**Short problem:** Identify the lines that contain the string "text" and report only how many there are.

**Input rows:**

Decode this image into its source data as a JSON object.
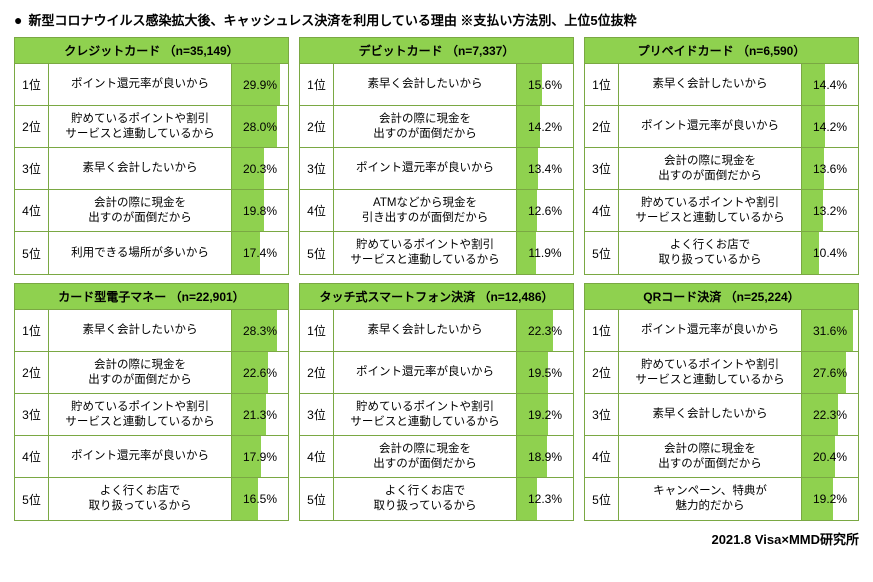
{
  "title": "新型コロナウイルス感染拡大後、キャッシュレス決済を利用している理由 ※支払い方法別、上位5位抜粋",
  "footer": "2021.8 Visa×MMD研究所",
  "colors": {
    "header_bg": "#8fd14f",
    "bar_bg": "#8fd14f",
    "border": "#7aa843",
    "text": "#000000",
    "bg": "#ffffff"
  },
  "max_pct": 35,
  "panels": [
    {
      "header": "クレジットカード （n=35,149）",
      "rows": [
        {
          "rank": "1位",
          "reason": "ポイント還元率が良いから",
          "pct": 29.9
        },
        {
          "rank": "2位",
          "reason": "貯めているポイントや割引\nサービスと連動しているから",
          "pct": 28.0
        },
        {
          "rank": "3位",
          "reason": "素早く会計したいから",
          "pct": 20.3
        },
        {
          "rank": "4位",
          "reason": "会計の際に現金を\n出すのが面倒だから",
          "pct": 19.8
        },
        {
          "rank": "5位",
          "reason": "利用できる場所が多いから",
          "pct": 17.4
        }
      ]
    },
    {
      "header": "デビットカード （n=7,337）",
      "rows": [
        {
          "rank": "1位",
          "reason": "素早く会計したいから",
          "pct": 15.6
        },
        {
          "rank": "2位",
          "reason": "会計の際に現金を\n出すのが面倒だから",
          "pct": 14.2
        },
        {
          "rank": "3位",
          "reason": "ポイント還元率が良いから",
          "pct": 13.4
        },
        {
          "rank": "4位",
          "reason": "ATMなどから現金を\n引き出すのが面倒だから",
          "pct": 12.6
        },
        {
          "rank": "5位",
          "reason": "貯めているポイントや割引\nサービスと連動しているから",
          "pct": 11.9
        }
      ]
    },
    {
      "header": "プリペイドカード （n=6,590）",
      "rows": [
        {
          "rank": "1位",
          "reason": "素早く会計したいから",
          "pct": 14.4
        },
        {
          "rank": "2位",
          "reason": "ポイント還元率が良いから",
          "pct": 14.2
        },
        {
          "rank": "3位",
          "reason": "会計の際に現金を\n出すのが面倒だから",
          "pct": 13.6
        },
        {
          "rank": "4位",
          "reason": "貯めているポイントや割引\nサービスと連動しているから",
          "pct": 13.2
        },
        {
          "rank": "5位",
          "reason": "よく行くお店で\n取り扱っているから",
          "pct": 10.4
        }
      ]
    },
    {
      "header": "カード型電子マネー （n=22,901）",
      "rows": [
        {
          "rank": "1位",
          "reason": "素早く会計したいから",
          "pct": 28.3
        },
        {
          "rank": "2位",
          "reason": "会計の際に現金を\n出すのが面倒だから",
          "pct": 22.6
        },
        {
          "rank": "3位",
          "reason": "貯めているポイントや割引\nサービスと連動しているから",
          "pct": 21.3
        },
        {
          "rank": "4位",
          "reason": "ポイント還元率が良いから",
          "pct": 17.9
        },
        {
          "rank": "5位",
          "reason": "よく行くお店で\n取り扱っているから",
          "pct": 16.5
        }
      ]
    },
    {
      "header": "タッチ式スマートフォン決済 （n=12,486）",
      "rows": [
        {
          "rank": "1位",
          "reason": "素早く会計したいから",
          "pct": 22.3
        },
        {
          "rank": "2位",
          "reason": "ポイント還元率が良いから",
          "pct": 19.5
        },
        {
          "rank": "3位",
          "reason": "貯めているポイントや割引\nサービスと連動しているから",
          "pct": 19.2
        },
        {
          "rank": "4位",
          "reason": "会計の際に現金を\n出すのが面倒だから",
          "pct": 18.9
        },
        {
          "rank": "5位",
          "reason": "よく行くお店で\n取り扱っているから",
          "pct": 12.3
        }
      ]
    },
    {
      "header": "QRコード決済 （n=25,224）",
      "rows": [
        {
          "rank": "1位",
          "reason": "ポイント還元率が良いから",
          "pct": 31.6
        },
        {
          "rank": "2位",
          "reason": "貯めているポイントや割引\nサービスと連動しているから",
          "pct": 27.6
        },
        {
          "rank": "3位",
          "reason": "素早く会計したいから",
          "pct": 22.3
        },
        {
          "rank": "4位",
          "reason": "会計の際に現金を\n出すのが面倒だから",
          "pct": 20.4
        },
        {
          "rank": "5位",
          "reason": "キャンペーン、特典が\n魅力的だから",
          "pct": 19.2
        }
      ]
    }
  ]
}
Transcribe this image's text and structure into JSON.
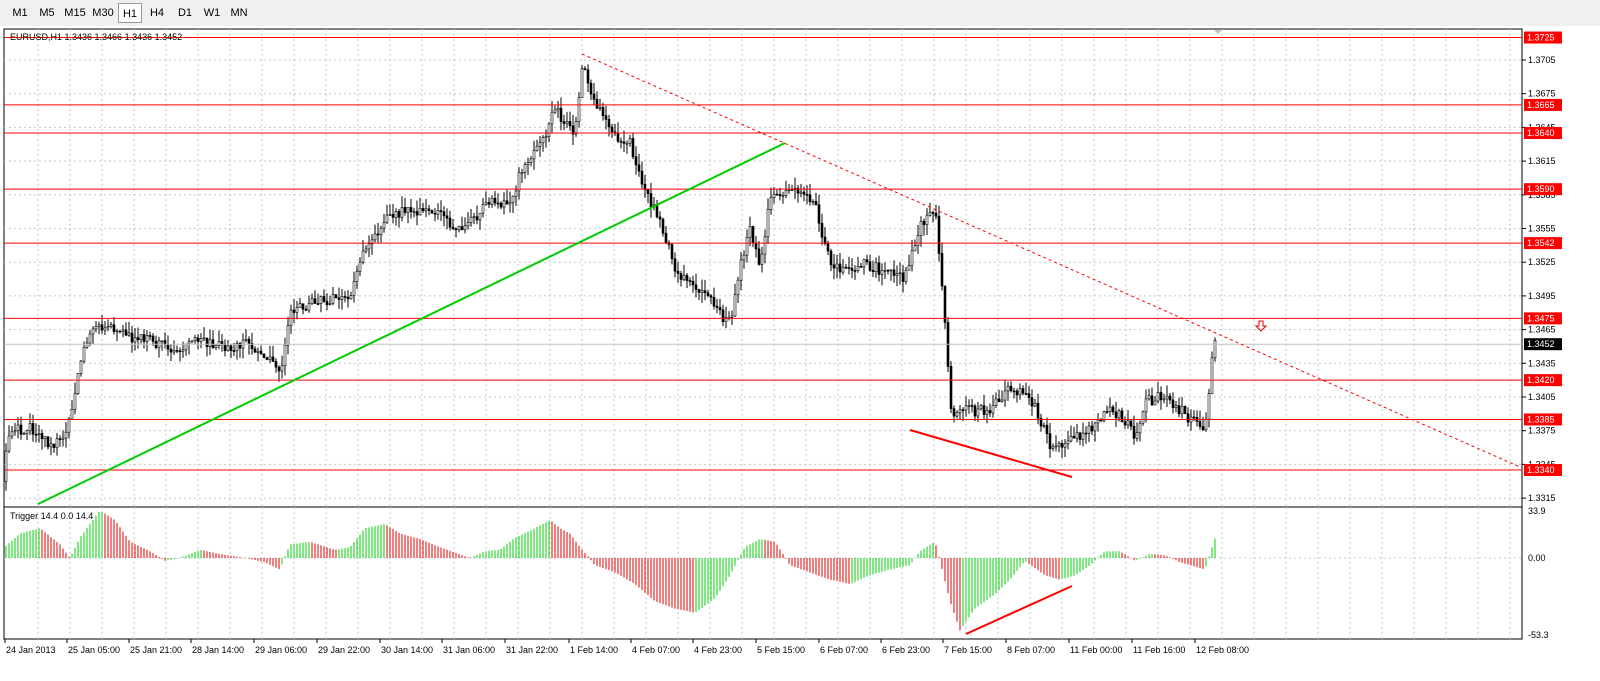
{
  "toolbar": {
    "timeframes": [
      "M1",
      "M5",
      "M15",
      "M30",
      "H1",
      "H4",
      "D1",
      "W1",
      "MN"
    ],
    "active": "H1"
  },
  "main_chart": {
    "header": "EURUSD,H1  1.3436 1.3466 1.3436 1.3452",
    "price_ticks": [
      "1.3705",
      "1.3675",
      "1.3645",
      "1.3615",
      "1.3585",
      "1.3555",
      "1.3525",
      "1.3495",
      "1.3465",
      "1.3435",
      "1.3405",
      "1.3375",
      "1.3345",
      "1.3315"
    ],
    "current_price": "1.3452"
  },
  "levels": [
    {
      "label": "1.3725",
      "price": 1.3725
    },
    {
      "label": "1.3665",
      "price": 1.3665
    },
    {
      "label": "1.3640",
      "price": 1.364
    },
    {
      "label": "1.3590",
      "price": 1.359
    },
    {
      "label": "1.3542",
      "price": 1.3542
    },
    {
      "label": "1.3475",
      "price": 1.3475
    },
    {
      "label": "1.3420",
      "price": 1.342
    },
    {
      "label": "1.3385",
      "price": 1.3385
    },
    {
      "label": "1.3340",
      "price": 1.334
    }
  ],
  "indicator": {
    "header": "Trigger 14.4 0.0 14.4",
    "ticks": [
      "33.9",
      "0.00",
      "-53.3"
    ]
  },
  "time_axis": [
    "24 Jan 2013",
    "25 Jan 05:00",
    "25 Jan 21:00",
    "28 Jan 14:00",
    "29 Jan 06:00",
    "29 Jan 22:00",
    "30 Jan 14:00",
    "31 Jan 06:00",
    "31 Jan 22:00",
    "1 Feb 14:00",
    "4 Feb 07:00",
    "4 Feb 23:00",
    "5 Feb 15:00",
    "6 Feb 07:00",
    "6 Feb 23:00",
    "7 Feb 15:00",
    "8 Feb 07:00",
    "11 Feb 00:00",
    "11 Feb 16:00",
    "12 Feb 08:00"
  ],
  "chart_data": {
    "type": "candlestick",
    "symbol": "EURUSD",
    "timeframe": "H1",
    "last_bar": {
      "open": 1.3436,
      "high": 1.3466,
      "low": 1.3436,
      "close": 1.3452
    },
    "ylim": [
      1.3305,
      1.3735
    ],
    "close_path": [
      [
        0,
        1.333
      ],
      [
        10,
        1.3375
      ],
      [
        30,
        1.3378
      ],
      [
        55,
        1.336
      ],
      [
        70,
        1.3385
      ],
      [
        80,
        1.344
      ],
      [
        95,
        1.3465
      ],
      [
        110,
        1.347
      ],
      [
        130,
        1.3458
      ],
      [
        150,
        1.3455
      ],
      [
        175,
        1.3445
      ],
      [
        200,
        1.3455
      ],
      [
        225,
        1.345
      ],
      [
        245,
        1.3452
      ],
      [
        270,
        1.344
      ],
      [
        280,
        1.3425
      ],
      [
        290,
        1.348
      ],
      [
        310,
        1.3488
      ],
      [
        335,
        1.3492
      ],
      [
        350,
        1.3495
      ],
      [
        365,
        1.354
      ],
      [
        380,
        1.3555
      ],
      [
        395,
        1.357
      ],
      [
        420,
        1.3568
      ],
      [
        440,
        1.3568
      ],
      [
        455,
        1.3555
      ],
      [
        470,
        1.356
      ],
      [
        490,
        1.358
      ],
      [
        510,
        1.3578
      ],
      [
        525,
        1.3615
      ],
      [
        545,
        1.3635
      ],
      [
        555,
        1.3665
      ],
      [
        563,
        1.365
      ],
      [
        575,
        1.364
      ],
      [
        582,
        1.37
      ],
      [
        590,
        1.368
      ],
      [
        610,
        1.364
      ],
      [
        630,
        1.3632
      ],
      [
        645,
        1.359
      ],
      [
        660,
        1.356
      ],
      [
        675,
        1.352
      ],
      [
        690,
        1.3505
      ],
      [
        710,
        1.349
      ],
      [
        730,
        1.347
      ],
      [
        740,
        1.352
      ],
      [
        750,
        1.3555
      ],
      [
        760,
        1.352
      ],
      [
        770,
        1.358
      ],
      [
        785,
        1.3585
      ],
      [
        800,
        1.3588
      ],
      [
        815,
        1.3575
      ],
      [
        830,
        1.3525
      ],
      [
        845,
        1.3515
      ],
      [
        860,
        1.3525
      ],
      [
        875,
        1.352
      ],
      [
        890,
        1.3515
      ],
      [
        905,
        1.351
      ],
      [
        920,
        1.356
      ],
      [
        935,
        1.3572
      ],
      [
        945,
        1.347
      ],
      [
        952,
        1.3385
      ],
      [
        960,
        1.3395
      ],
      [
        975,
        1.3392
      ],
      [
        990,
        1.3395
      ],
      [
        1005,
        1.341
      ],
      [
        1020,
        1.341
      ],
      [
        1030,
        1.3405
      ],
      [
        1040,
        1.3385
      ],
      [
        1050,
        1.336
      ],
      [
        1065,
        1.3365
      ],
      [
        1080,
        1.3372
      ],
      [
        1095,
        1.338
      ],
      [
        1110,
        1.3395
      ],
      [
        1125,
        1.3385
      ],
      [
        1135,
        1.337
      ],
      [
        1145,
        1.34
      ],
      [
        1160,
        1.3405
      ],
      [
        1175,
        1.3398
      ],
      [
        1190,
        1.3385
      ],
      [
        1205,
        1.338
      ],
      [
        1212,
        1.3436
      ],
      [
        1215,
        1.3452
      ]
    ],
    "trigger_path": [
      [
        0,
        5
      ],
      [
        20,
        18
      ],
      [
        40,
        22
      ],
      [
        60,
        10
      ],
      [
        70,
        0
      ],
      [
        80,
        15
      ],
      [
        100,
        35
      ],
      [
        115,
        28
      ],
      [
        130,
        12
      ],
      [
        150,
        5
      ],
      [
        165,
        -2
      ],
      [
        180,
        0
      ],
      [
        200,
        6
      ],
      [
        220,
        3
      ],
      [
        245,
        0
      ],
      [
        265,
        -3
      ],
      [
        280,
        -8
      ],
      [
        290,
        10
      ],
      [
        310,
        12
      ],
      [
        335,
        6
      ],
      [
        350,
        8
      ],
      [
        365,
        22
      ],
      [
        385,
        25
      ],
      [
        400,
        18
      ],
      [
        420,
        14
      ],
      [
        440,
        8
      ],
      [
        455,
        4
      ],
      [
        470,
        0
      ],
      [
        485,
        5
      ],
      [
        500,
        6
      ],
      [
        515,
        15
      ],
      [
        530,
        20
      ],
      [
        550,
        28
      ],
      [
        560,
        22
      ],
      [
        570,
        18
      ],
      [
        580,
        8
      ],
      [
        595,
        -5
      ],
      [
        615,
        -10
      ],
      [
        635,
        -18
      ],
      [
        655,
        -30
      ],
      [
        675,
        -35
      ],
      [
        695,
        -38
      ],
      [
        715,
        -28
      ],
      [
        730,
        -12
      ],
      [
        745,
        8
      ],
      [
        760,
        14
      ],
      [
        775,
        12
      ],
      [
        790,
        -5
      ],
      [
        810,
        -10
      ],
      [
        830,
        -15
      ],
      [
        850,
        -18
      ],
      [
        870,
        -12
      ],
      [
        890,
        -8
      ],
      [
        910,
        -5
      ],
      [
        920,
        5
      ],
      [
        935,
        12
      ],
      [
        950,
        -30
      ],
      [
        960,
        -50
      ],
      [
        975,
        -35
      ],
      [
        995,
        -25
      ],
      [
        1010,
        -15
      ],
      [
        1025,
        -2
      ],
      [
        1045,
        -12
      ],
      [
        1060,
        -15
      ],
      [
        1075,
        -12
      ],
      [
        1090,
        -5
      ],
      [
        1105,
        5
      ],
      [
        1120,
        5
      ],
      [
        1135,
        -2
      ],
      [
        1150,
        3
      ],
      [
        1165,
        2
      ],
      [
        1180,
        -3
      ],
      [
        1195,
        -6
      ],
      [
        1205,
        -8
      ],
      [
        1212,
        8
      ],
      [
        1215,
        14.4
      ]
    ],
    "annotations": [
      {
        "type": "trendline",
        "color": "#00cc00"
      },
      {
        "type": "trendline_dotted",
        "color": "#ff0000"
      },
      {
        "type": "divergence_price",
        "color": "#ff0000"
      },
      {
        "type": "divergence_indicator",
        "color": "#ff0000"
      }
    ]
  },
  "colors": {
    "level": "#ff0000",
    "bull": "#00d000",
    "bear": "#e00000",
    "trend": "#00cc00",
    "candle": "#000000",
    "grid": "#c0c8d0"
  }
}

**Reply to the exercise:** 2